### [YOUR OBJECTIVE]
What number of lines in the material contain the word "coping"? Give that number alone.

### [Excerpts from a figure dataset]

══════════════════════════════

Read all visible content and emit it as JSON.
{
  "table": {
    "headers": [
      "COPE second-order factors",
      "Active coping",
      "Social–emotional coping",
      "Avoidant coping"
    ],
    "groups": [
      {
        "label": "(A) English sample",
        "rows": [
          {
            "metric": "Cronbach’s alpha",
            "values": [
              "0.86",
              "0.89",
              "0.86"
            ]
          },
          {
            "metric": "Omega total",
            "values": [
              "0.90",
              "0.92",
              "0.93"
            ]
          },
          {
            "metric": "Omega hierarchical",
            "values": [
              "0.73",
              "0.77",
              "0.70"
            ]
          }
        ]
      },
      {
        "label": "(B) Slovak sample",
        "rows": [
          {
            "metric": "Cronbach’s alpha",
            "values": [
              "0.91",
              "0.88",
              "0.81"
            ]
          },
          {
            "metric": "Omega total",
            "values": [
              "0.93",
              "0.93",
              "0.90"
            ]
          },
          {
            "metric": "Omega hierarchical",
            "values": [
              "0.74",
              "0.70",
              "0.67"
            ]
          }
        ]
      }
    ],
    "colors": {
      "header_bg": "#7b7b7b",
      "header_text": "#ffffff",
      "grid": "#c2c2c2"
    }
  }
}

══════════════════════════════

### [SOLUTION FOR THIS TASK]
3